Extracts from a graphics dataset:
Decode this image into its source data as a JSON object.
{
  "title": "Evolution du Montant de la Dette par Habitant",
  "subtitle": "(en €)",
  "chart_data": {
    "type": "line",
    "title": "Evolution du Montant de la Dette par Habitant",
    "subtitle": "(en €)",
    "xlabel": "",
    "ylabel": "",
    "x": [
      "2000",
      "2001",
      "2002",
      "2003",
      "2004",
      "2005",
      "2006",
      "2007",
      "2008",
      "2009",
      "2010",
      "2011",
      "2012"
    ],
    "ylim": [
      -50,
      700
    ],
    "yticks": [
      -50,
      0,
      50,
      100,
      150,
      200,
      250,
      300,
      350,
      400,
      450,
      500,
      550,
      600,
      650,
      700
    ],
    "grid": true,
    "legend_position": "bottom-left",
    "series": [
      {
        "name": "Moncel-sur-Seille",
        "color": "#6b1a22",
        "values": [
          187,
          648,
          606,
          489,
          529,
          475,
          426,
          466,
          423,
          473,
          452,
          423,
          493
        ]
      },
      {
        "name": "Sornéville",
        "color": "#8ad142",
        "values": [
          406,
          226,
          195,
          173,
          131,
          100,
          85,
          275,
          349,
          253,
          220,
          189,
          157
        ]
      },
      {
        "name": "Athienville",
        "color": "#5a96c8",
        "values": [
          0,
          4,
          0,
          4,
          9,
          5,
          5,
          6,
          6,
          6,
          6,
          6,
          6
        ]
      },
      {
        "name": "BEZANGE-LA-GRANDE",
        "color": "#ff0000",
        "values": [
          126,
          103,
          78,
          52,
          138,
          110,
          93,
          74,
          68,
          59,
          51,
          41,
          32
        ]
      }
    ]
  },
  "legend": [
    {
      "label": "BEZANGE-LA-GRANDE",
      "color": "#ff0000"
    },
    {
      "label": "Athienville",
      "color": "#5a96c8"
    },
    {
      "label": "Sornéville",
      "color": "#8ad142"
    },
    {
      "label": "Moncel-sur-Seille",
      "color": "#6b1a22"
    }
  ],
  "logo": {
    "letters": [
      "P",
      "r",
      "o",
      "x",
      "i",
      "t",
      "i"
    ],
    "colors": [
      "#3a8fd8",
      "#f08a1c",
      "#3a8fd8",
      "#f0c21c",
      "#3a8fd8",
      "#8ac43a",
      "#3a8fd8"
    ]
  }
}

(AIM OF THE EXERCISE): Extract the entries above verbatim.

(COMPLETED TASK):
Decode this image into its source data as a JSON object.
{
  "title": "Evolution du Montant de la Dette par Habitant",
  "subtitle": "(en €)",
  "chart_data": {
    "type": "line",
    "title": "Evolution du Montant de la Dette par Habitant",
    "subtitle": "(en €)",
    "xlabel": "",
    "ylabel": "",
    "x": [
      "2000",
      "2001",
      "2002",
      "2003",
      "2004",
      "2005",
      "2006",
      "2007",
      "2008",
      "2009",
      "2010",
      "2011",
      "2012"
    ],
    "ylim": [
      -50,
      700
    ],
    "yticks": [
      -50,
      0,
      50,
      100,
      150,
      200,
      250,
      300,
      350,
      400,
      450,
      500,
      550,
      600,
      650,
      700
    ],
    "grid": true,
    "legend_position": "bottom-left",
    "series": [
      {
        "name": "Moncel-sur-Seille",
        "color": "#6b1a22",
        "values": [
          187,
          648,
          606,
          489,
          529,
          475,
          426,
          466,
          423,
          473,
          452,
          423,
          493
        ]
      },
      {
        "name": "Sornéville",
        "color": "#8ad142",
        "values": [
          406,
          226,
          195,
          173,
          131,
          100,
          85,
          275,
          349,
          253,
          220,
          189,
          157
        ]
      },
      {
        "name": "Athienville",
        "color": "#5a96c8",
        "values": [
          0,
          4,
          0,
          4,
          9,
          5,
          5,
          6,
          6,
          6,
          6,
          6,
          6
        ]
      },
      {
        "name": "BEZANGE-LA-GRANDE",
        "color": "#ff0000",
        "values": [
          126,
          103,
          78,
          52,
          138,
          110,
          93,
          74,
          68,
          59,
          51,
          41,
          32
        ]
      }
    ]
  },
  "legend": [
    {
      "label": "BEZANGE-LA-GRANDE",
      "color": "#ff0000"
    },
    {
      "label": "Athienville",
      "color": "#5a96c8"
    },
    {
      "label": "Sornéville",
      "color": "#8ad142"
    },
    {
      "label": "Moncel-sur-Seille",
      "color": "#6b1a22"
    }
  ],
  "logo": {
    "letters": [
      "P",
      "r",
      "o",
      "x",
      "i",
      "t",
      "i"
    ],
    "colors": [
      "#3a8fd8",
      "#f08a1c",
      "#3a8fd8",
      "#f0c21c",
      "#3a8fd8",
      "#8ac43a",
      "#3a8fd8"
    ]
  }
}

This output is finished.